Copy the lines below word for word, starting with the line that contains "List 62 of the" and ending with the line that contains "x-tick-label: 1993 xyxy=(392,951,434,971)", both included.

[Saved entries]
****

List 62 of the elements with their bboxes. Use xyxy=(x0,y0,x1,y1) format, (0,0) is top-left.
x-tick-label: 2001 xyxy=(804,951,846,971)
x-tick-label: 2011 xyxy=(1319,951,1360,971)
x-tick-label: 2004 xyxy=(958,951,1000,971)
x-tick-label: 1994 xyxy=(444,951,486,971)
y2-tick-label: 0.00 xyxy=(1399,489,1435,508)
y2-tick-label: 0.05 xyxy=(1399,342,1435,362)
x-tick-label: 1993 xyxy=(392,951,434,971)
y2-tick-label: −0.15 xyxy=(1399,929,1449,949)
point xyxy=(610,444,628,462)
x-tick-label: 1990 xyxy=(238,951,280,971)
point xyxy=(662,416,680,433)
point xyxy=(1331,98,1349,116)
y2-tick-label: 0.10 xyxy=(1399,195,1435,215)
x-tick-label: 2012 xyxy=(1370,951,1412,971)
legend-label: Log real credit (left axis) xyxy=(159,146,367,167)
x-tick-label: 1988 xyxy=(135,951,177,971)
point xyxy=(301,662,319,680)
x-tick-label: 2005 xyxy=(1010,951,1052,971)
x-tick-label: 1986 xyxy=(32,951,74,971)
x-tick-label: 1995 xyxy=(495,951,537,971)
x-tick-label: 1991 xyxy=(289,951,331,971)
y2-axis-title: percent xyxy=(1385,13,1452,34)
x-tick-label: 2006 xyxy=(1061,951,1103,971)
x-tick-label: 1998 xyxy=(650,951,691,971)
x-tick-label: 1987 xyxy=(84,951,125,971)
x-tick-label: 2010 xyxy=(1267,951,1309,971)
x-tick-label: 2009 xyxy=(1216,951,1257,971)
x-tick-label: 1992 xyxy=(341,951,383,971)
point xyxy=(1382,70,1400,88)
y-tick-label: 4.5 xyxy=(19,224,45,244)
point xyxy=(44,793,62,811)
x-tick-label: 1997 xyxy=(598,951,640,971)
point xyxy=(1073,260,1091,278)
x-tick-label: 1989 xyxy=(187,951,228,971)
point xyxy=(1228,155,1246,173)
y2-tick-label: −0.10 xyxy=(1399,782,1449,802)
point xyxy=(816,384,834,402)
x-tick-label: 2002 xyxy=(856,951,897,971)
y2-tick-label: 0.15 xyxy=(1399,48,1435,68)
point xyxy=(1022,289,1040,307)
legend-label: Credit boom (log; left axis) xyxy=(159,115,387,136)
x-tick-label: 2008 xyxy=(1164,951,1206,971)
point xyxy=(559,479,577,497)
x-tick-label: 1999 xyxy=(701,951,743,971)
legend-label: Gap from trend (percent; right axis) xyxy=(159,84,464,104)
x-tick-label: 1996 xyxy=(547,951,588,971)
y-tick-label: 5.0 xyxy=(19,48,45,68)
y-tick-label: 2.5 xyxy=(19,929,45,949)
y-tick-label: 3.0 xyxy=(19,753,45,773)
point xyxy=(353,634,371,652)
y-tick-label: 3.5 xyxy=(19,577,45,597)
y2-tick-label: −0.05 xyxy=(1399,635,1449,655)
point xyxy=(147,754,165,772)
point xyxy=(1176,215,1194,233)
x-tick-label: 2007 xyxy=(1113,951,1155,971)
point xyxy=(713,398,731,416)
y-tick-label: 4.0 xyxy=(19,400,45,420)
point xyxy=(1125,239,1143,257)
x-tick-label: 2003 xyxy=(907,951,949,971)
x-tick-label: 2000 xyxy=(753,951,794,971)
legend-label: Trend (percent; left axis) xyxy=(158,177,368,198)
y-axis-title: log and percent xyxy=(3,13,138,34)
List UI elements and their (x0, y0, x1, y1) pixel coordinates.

****

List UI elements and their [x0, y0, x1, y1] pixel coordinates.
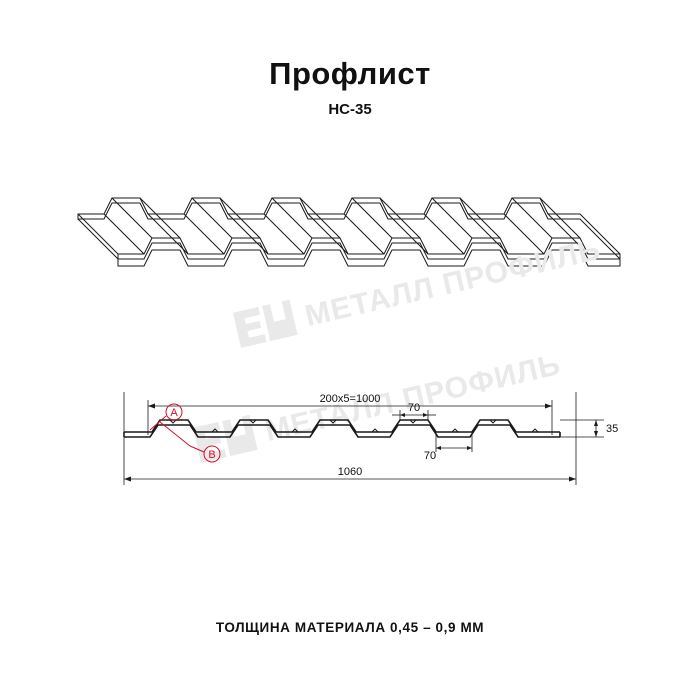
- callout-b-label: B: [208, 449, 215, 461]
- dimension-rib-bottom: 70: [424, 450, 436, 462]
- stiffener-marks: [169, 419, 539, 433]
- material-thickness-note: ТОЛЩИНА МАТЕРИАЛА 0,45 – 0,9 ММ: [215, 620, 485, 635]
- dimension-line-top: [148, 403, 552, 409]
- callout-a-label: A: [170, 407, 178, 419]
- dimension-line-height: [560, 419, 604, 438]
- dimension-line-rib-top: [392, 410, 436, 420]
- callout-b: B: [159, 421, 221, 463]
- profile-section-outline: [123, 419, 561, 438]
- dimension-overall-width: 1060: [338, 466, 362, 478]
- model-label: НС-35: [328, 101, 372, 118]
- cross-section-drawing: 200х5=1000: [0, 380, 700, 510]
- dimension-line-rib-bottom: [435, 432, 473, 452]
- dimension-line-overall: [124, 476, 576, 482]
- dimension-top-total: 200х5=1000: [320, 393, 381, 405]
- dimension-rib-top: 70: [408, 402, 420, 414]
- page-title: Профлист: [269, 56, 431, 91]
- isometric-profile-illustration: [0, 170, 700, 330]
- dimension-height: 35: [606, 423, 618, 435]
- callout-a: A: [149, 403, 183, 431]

****

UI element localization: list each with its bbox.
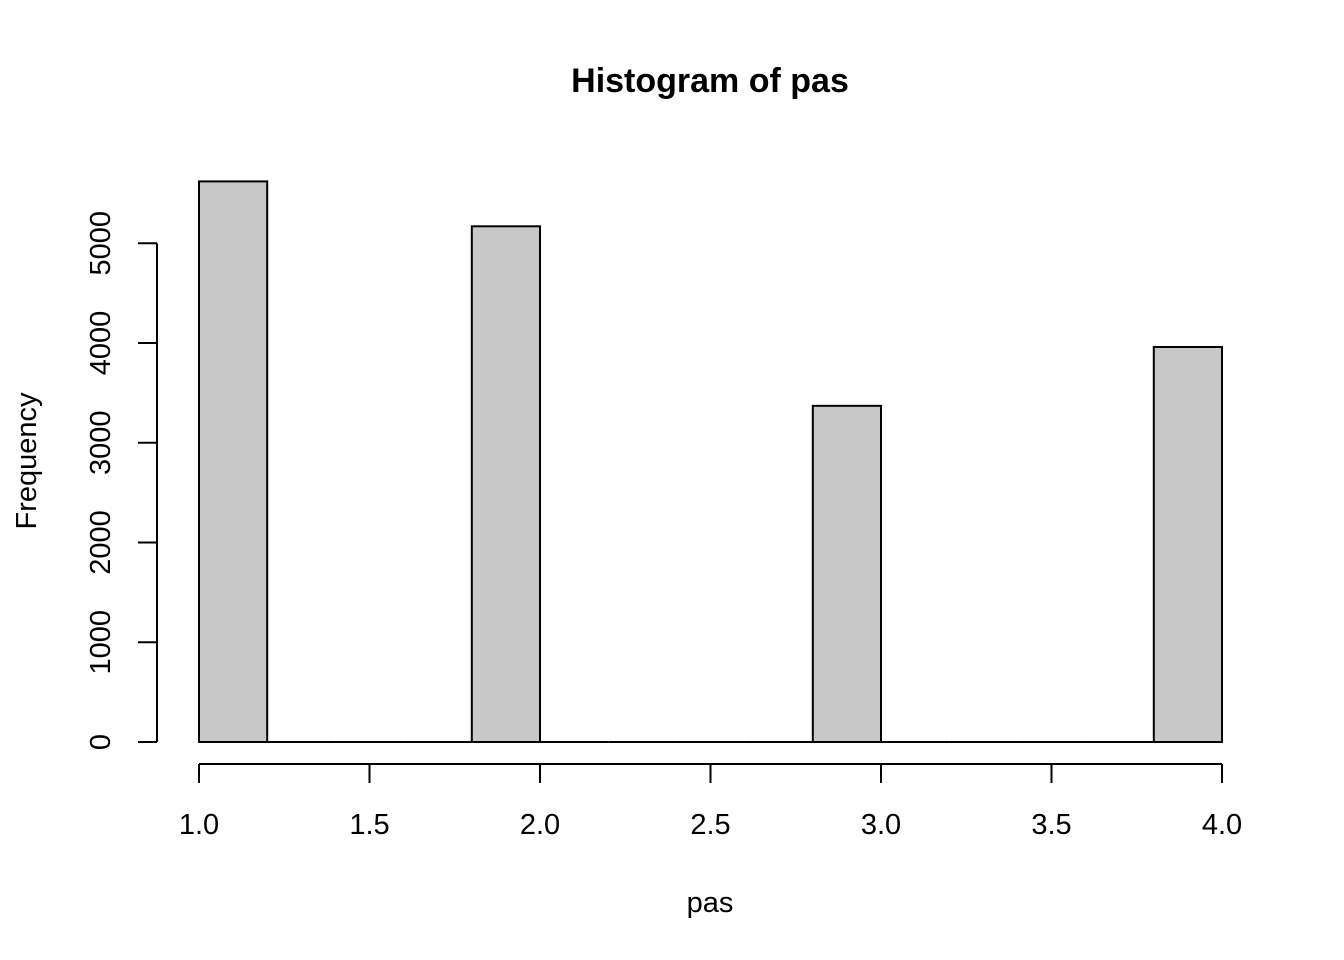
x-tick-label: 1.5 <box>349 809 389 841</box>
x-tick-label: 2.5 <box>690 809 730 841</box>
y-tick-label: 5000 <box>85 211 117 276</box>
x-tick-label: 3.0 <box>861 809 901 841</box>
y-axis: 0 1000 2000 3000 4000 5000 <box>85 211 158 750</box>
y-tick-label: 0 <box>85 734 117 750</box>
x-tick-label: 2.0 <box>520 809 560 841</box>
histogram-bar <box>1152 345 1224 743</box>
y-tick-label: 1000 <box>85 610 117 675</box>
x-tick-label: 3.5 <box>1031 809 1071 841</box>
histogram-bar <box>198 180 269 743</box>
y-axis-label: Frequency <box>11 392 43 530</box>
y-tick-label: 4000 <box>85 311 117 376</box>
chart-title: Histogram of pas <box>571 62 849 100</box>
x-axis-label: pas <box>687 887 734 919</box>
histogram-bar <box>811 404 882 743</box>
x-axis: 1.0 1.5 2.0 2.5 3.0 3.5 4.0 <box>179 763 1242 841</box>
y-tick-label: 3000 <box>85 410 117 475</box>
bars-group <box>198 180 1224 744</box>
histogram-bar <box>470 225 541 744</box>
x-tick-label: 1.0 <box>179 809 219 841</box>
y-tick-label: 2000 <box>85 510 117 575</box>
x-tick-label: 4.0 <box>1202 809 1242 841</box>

****

- Complete output:
List 62 of the elements with their bboxes. Use xyxy=(x0,y0,x1,y1) format, (0,0) is top-left.
x-tick-label: 2001 xyxy=(804,951,846,971)
x-tick-label: 2011 xyxy=(1319,951,1360,971)
x-tick-label: 2004 xyxy=(958,951,1000,971)
x-tick-label: 1994 xyxy=(444,951,486,971)
y2-tick-label: 0.00 xyxy=(1399,489,1435,508)
y2-tick-label: 0.05 xyxy=(1399,342,1435,362)
x-tick-label: 1993 xyxy=(392,951,434,971)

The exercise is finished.